» **Recorded data**
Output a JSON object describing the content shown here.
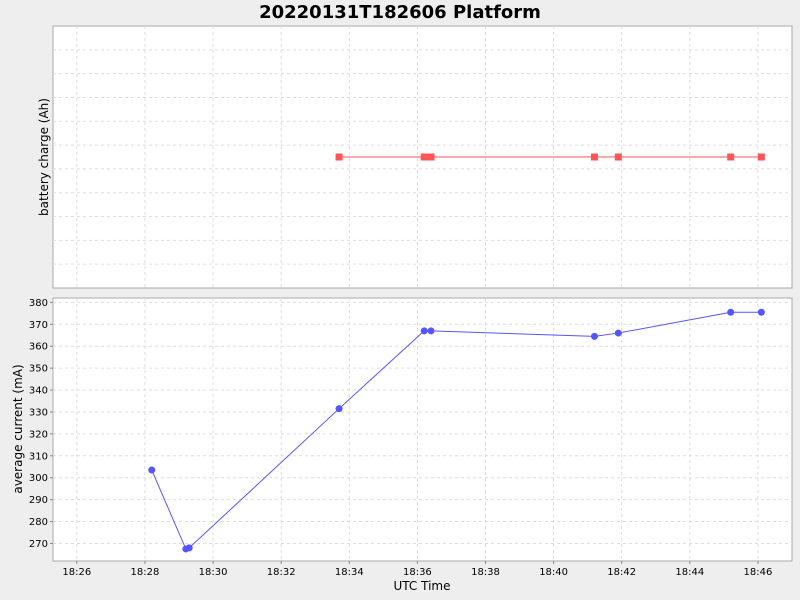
{
  "chart_data": {
    "type": "line",
    "title": "20220131T182606 Platform",
    "xlabel": "UTC Time",
    "x_tick_labels": [
      "18:26",
      "18:28",
      "18:30",
      "18:32",
      "18:34",
      "18:36",
      "18:38",
      "18:40",
      "18:42",
      "18:44",
      "18:46"
    ],
    "xlim": [
      "18:25:18",
      "18:47:00"
    ],
    "grid": true,
    "panels": [
      {
        "ylabel": "battery charge (Ah)",
        "y_tick_labels": [],
        "series": [
          {
            "color": "#ff5555",
            "marker": "square",
            "x": [
              "18:33:42",
              "18:36:12",
              "18:36:24",
              "18:41:12",
              "18:41:54",
              "18:45:12",
              "18:46:06"
            ],
            "y": [
              0,
              0,
              0,
              0,
              0,
              0,
              0
            ]
          }
        ]
      },
      {
        "ylabel": "average current (mA)",
        "ylim": [
          262,
          382
        ],
        "y_tick_labels": [
          "270",
          "280",
          "290",
          "300",
          "310",
          "320",
          "330",
          "340",
          "350",
          "360",
          "370",
          "380"
        ],
        "series": [
          {
            "color": "#5555ff",
            "marker": "circle",
            "x": [
              "18:28:12",
              "18:29:12",
              "18:29:18",
              "18:33:42",
              "18:36:12",
              "18:36:24",
              "18:41:12",
              "18:41:54",
              "18:45:12",
              "18:46:06"
            ],
            "y": [
              303.5,
              267.5,
              268,
              331.5,
              367,
              367,
              364.5,
              366,
              375.5,
              375.5
            ]
          }
        ]
      }
    ]
  }
}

» **The task**
Restate every record exactly, please; do not copy the pictures.

» **Solved exercise**
Output a JSON object describing the content shown here.
{
  "chart_data": {
    "type": "line",
    "title": "20220131T182606 Platform",
    "xlabel": "UTC Time",
    "x_tick_labels": [
      "18:26",
      "18:28",
      "18:30",
      "18:32",
      "18:34",
      "18:36",
      "18:38",
      "18:40",
      "18:42",
      "18:44",
      "18:46"
    ],
    "xlim": [
      "18:25:18",
      "18:47:00"
    ],
    "grid": true,
    "panels": [
      {
        "ylabel": "battery charge (Ah)",
        "y_tick_labels": [],
        "series": [
          {
            "color": "#ff5555",
            "marker": "square",
            "x": [
              "18:33:42",
              "18:36:12",
              "18:36:24",
              "18:41:12",
              "18:41:54",
              "18:45:12",
              "18:46:06"
            ],
            "y": [
              0,
              0,
              0,
              0,
              0,
              0,
              0
            ]
          }
        ]
      },
      {
        "ylabel": "average current (mA)",
        "ylim": [
          262,
          382
        ],
        "y_tick_labels": [
          "270",
          "280",
          "290",
          "300",
          "310",
          "320",
          "330",
          "340",
          "350",
          "360",
          "370",
          "380"
        ],
        "series": [
          {
            "color": "#5555ff",
            "marker": "circle",
            "x": [
              "18:28:12",
              "18:29:12",
              "18:29:18",
              "18:33:42",
              "18:36:12",
              "18:36:24",
              "18:41:12",
              "18:41:54",
              "18:45:12",
              "18:46:06"
            ],
            "y": [
              303.5,
              267.5,
              268,
              331.5,
              367,
              367,
              364.5,
              366,
              375.5,
              375.5
            ]
          }
        ]
      }
    ]
  }
}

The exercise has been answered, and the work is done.